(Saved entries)
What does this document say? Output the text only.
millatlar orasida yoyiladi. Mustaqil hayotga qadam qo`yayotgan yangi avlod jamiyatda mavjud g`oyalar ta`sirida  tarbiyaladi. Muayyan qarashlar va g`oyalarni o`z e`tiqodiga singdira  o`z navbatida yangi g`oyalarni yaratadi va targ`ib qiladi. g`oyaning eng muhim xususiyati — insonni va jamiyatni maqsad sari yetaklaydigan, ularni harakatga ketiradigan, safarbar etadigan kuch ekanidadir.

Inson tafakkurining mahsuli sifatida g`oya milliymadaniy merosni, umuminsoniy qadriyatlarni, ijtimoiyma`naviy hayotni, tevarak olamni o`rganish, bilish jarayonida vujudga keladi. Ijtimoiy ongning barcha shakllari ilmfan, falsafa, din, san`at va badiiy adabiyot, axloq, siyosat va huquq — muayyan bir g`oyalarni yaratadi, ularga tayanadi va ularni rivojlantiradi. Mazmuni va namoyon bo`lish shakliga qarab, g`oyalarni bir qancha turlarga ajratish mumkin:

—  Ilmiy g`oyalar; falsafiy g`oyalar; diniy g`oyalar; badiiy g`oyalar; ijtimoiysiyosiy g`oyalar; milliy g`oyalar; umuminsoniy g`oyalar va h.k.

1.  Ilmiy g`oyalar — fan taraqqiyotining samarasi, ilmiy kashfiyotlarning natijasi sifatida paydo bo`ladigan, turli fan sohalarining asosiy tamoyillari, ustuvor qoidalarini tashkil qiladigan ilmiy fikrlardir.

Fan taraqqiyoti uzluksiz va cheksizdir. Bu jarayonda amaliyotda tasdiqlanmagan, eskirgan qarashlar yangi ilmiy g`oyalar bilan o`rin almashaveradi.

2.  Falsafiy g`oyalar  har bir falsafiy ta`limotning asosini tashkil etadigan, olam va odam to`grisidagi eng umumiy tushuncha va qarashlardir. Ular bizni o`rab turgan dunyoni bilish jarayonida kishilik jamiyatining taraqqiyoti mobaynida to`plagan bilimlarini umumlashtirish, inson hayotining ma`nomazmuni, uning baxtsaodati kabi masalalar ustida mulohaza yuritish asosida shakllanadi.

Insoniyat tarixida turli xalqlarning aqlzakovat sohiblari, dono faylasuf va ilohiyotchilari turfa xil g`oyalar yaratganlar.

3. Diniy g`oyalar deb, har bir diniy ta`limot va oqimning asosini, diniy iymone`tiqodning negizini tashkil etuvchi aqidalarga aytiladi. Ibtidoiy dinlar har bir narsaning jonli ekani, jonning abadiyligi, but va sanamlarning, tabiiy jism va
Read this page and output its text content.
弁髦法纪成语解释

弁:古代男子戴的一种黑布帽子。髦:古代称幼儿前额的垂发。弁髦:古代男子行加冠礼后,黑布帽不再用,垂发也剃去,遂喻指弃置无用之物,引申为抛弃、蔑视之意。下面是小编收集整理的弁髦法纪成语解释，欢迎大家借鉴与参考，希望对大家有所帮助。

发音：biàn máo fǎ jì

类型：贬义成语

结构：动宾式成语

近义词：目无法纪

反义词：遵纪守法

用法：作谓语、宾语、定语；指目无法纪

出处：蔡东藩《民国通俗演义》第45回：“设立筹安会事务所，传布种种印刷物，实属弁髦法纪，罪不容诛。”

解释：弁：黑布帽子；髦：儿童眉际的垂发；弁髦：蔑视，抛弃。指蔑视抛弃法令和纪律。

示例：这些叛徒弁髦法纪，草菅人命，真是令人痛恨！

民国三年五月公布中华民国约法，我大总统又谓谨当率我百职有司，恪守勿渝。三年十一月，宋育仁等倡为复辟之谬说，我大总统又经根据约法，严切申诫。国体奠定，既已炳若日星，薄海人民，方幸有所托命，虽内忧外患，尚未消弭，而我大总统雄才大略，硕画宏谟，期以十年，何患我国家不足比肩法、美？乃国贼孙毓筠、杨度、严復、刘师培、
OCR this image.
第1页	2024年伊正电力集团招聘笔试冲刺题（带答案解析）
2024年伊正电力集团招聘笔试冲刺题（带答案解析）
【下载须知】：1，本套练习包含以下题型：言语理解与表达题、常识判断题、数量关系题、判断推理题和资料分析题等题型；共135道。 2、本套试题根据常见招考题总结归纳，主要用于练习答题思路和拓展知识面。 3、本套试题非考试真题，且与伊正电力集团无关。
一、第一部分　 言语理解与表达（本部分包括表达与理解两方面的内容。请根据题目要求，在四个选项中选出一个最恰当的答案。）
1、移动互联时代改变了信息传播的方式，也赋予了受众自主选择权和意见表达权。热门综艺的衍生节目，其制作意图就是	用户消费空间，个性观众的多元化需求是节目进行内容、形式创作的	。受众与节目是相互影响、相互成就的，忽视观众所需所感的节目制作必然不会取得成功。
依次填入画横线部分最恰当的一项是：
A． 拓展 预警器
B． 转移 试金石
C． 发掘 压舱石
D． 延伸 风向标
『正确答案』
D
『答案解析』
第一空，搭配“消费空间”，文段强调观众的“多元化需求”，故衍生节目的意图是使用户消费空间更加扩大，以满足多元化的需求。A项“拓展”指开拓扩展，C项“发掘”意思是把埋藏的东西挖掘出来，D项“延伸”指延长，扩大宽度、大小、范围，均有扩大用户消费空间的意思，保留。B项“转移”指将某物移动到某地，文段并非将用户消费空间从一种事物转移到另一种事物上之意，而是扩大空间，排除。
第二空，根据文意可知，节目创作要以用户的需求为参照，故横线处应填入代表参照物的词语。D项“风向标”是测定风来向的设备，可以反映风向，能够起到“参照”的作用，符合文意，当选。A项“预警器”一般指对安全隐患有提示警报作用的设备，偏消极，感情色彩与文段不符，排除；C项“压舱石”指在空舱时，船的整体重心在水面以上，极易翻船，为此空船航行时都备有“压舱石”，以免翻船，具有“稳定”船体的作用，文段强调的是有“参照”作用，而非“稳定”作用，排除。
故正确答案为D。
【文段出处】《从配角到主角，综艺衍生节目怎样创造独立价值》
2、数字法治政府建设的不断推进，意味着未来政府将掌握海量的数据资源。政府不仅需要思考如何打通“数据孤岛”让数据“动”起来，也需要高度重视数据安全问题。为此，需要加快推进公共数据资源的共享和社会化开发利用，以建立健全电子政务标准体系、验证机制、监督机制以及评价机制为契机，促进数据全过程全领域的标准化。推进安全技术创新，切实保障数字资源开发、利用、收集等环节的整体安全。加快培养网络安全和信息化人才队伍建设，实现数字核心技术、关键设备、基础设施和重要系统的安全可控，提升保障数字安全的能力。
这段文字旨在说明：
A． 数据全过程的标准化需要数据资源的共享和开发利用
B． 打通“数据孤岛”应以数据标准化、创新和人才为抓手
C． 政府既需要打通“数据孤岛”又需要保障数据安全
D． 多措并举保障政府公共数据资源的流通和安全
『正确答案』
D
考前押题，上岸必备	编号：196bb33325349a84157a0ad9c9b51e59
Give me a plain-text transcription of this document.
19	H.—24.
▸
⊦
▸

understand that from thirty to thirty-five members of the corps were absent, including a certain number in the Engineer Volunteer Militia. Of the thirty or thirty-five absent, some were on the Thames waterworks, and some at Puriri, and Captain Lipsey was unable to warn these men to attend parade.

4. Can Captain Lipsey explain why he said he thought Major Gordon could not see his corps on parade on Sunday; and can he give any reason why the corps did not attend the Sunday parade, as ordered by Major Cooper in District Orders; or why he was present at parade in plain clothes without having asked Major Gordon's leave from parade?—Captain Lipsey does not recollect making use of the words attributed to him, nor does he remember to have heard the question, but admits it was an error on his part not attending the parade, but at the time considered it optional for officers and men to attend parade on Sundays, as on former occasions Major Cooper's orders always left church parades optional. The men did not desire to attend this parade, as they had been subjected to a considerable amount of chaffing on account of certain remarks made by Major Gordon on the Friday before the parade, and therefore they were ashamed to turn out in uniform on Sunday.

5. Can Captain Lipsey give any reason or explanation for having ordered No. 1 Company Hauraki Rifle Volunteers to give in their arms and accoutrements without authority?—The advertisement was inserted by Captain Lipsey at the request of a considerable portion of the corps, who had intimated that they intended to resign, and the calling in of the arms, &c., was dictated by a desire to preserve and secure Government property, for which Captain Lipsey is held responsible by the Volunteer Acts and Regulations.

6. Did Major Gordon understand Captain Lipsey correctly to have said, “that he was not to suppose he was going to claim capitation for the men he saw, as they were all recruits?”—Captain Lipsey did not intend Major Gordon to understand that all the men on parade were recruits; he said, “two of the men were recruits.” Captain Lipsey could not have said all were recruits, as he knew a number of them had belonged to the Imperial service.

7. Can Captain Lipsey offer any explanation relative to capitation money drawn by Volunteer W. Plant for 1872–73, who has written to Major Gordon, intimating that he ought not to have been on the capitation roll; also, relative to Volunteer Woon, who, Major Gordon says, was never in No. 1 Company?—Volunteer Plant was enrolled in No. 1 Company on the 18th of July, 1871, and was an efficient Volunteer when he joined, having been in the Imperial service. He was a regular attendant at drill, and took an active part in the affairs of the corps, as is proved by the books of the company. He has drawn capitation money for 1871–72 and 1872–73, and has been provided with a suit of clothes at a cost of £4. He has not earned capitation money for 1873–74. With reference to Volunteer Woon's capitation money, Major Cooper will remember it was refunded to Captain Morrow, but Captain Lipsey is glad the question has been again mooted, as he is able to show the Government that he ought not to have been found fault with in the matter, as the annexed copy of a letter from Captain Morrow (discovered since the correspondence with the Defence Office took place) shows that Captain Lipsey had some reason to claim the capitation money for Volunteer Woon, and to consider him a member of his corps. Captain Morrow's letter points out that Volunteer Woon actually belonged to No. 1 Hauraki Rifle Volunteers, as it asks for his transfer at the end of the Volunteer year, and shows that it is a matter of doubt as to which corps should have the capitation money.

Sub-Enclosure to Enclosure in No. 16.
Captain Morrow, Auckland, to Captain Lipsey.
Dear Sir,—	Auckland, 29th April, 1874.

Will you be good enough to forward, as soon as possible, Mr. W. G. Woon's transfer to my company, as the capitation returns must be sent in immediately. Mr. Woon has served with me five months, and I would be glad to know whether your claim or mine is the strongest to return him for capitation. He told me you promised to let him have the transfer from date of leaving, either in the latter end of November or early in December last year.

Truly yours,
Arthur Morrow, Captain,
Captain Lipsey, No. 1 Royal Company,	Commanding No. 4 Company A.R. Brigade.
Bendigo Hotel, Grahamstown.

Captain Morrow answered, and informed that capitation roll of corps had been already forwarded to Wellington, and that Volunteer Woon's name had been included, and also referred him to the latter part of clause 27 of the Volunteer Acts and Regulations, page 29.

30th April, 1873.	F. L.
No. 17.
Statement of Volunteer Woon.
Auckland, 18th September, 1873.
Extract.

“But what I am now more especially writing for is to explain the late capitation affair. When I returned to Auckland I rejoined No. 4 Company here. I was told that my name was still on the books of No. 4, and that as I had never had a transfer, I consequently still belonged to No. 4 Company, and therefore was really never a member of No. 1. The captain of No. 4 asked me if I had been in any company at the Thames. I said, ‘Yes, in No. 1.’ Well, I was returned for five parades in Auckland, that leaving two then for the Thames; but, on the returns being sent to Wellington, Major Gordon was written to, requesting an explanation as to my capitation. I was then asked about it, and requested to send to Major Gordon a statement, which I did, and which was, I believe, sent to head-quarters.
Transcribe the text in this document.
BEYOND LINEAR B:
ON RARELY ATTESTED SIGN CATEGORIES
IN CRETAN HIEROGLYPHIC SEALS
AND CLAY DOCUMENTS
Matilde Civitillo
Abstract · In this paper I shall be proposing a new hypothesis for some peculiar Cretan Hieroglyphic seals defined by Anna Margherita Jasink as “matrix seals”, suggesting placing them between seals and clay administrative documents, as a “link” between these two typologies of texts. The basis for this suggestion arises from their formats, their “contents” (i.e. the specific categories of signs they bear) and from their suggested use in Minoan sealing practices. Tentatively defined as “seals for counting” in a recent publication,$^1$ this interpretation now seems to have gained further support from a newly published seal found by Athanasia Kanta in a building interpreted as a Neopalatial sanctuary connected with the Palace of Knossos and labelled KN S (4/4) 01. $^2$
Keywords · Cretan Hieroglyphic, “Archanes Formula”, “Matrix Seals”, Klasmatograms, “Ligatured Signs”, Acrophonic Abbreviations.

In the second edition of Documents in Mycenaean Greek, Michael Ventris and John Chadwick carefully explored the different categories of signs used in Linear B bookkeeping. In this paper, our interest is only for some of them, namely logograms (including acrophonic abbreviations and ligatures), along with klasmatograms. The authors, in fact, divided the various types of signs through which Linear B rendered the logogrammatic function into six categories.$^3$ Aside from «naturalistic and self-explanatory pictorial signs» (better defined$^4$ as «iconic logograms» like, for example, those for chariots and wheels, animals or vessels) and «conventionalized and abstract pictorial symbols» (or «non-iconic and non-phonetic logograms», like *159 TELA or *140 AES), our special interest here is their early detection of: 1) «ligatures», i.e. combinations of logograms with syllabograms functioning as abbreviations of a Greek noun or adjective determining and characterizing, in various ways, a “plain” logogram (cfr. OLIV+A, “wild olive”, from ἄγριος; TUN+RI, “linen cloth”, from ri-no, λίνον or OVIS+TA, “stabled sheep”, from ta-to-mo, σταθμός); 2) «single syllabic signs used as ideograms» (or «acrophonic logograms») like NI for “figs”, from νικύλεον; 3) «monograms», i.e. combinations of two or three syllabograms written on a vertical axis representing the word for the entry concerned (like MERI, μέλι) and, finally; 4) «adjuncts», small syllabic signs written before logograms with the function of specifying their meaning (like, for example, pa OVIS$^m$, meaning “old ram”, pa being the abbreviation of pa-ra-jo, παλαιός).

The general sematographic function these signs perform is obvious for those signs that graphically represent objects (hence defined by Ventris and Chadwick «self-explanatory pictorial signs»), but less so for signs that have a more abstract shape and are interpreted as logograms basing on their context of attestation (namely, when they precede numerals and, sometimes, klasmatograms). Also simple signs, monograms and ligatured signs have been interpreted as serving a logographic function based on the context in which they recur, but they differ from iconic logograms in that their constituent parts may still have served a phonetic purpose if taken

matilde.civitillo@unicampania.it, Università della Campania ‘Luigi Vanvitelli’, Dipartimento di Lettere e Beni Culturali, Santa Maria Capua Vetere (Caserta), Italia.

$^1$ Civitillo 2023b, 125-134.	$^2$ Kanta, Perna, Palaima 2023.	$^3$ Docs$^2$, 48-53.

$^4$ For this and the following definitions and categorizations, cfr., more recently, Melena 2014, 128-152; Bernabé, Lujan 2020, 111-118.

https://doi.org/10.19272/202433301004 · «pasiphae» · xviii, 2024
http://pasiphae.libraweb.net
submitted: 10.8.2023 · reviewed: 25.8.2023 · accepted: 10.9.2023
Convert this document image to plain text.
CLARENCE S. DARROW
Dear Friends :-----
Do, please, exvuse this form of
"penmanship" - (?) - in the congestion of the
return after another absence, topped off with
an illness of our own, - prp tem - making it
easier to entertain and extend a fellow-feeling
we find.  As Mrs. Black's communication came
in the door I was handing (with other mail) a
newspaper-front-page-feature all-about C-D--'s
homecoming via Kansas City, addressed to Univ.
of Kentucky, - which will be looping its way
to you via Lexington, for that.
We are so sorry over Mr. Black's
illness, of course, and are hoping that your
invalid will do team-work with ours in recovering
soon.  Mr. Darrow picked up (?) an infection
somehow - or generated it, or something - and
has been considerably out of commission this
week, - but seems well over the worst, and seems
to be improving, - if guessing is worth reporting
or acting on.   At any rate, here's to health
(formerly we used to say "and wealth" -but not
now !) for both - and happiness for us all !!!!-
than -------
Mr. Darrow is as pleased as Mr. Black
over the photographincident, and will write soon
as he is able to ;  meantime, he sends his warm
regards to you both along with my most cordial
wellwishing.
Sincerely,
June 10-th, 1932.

▸ **Given task**
Pull every line containing "without" out of the records.

▸ **Finished exercise**
4. Can Captain Lipsey explain why he said he thought Major Gordon could not see his corps on parade on Sunday; and can he give any reason why the corps did not attend the Sunday parade, as ordered by Major Cooper in District Orders; or why he was present at parade in plain clothes without having asked Major Gordon's leave from parade?—Captain Lipsey does not recollect making use of the words attributed to him, nor does he remember to have heard the question, but admits it was an error on his part not attending the parade, but at the time considered it optional for officers and men to attend parade on Sundays, as on former occasions Major Cooper's orders always left church parades optional. The men did not desire to attend this parade, as they had been subjected to a considerable amount of chaffing on account of certain remarks made by Major Gordon on the Friday before the parade, and therefore they were ashamed to turn out in uniform on Sunday.
5. Can Captain Lipsey give any reason or explanation for having ordered No. 1 Company Hauraki Rifle Volunteers to give in their arms and accoutrements without authority?—The advertisement was inserted by Captain Lipsey at the request of a considerable portion of the corps, who had intimated that they intended to resign, and the calling in of the arms, &c., was dictated by a desire to preserve and secure Government property, for which Captain Lipsey is held responsible by the Volunteer Acts and Regulations.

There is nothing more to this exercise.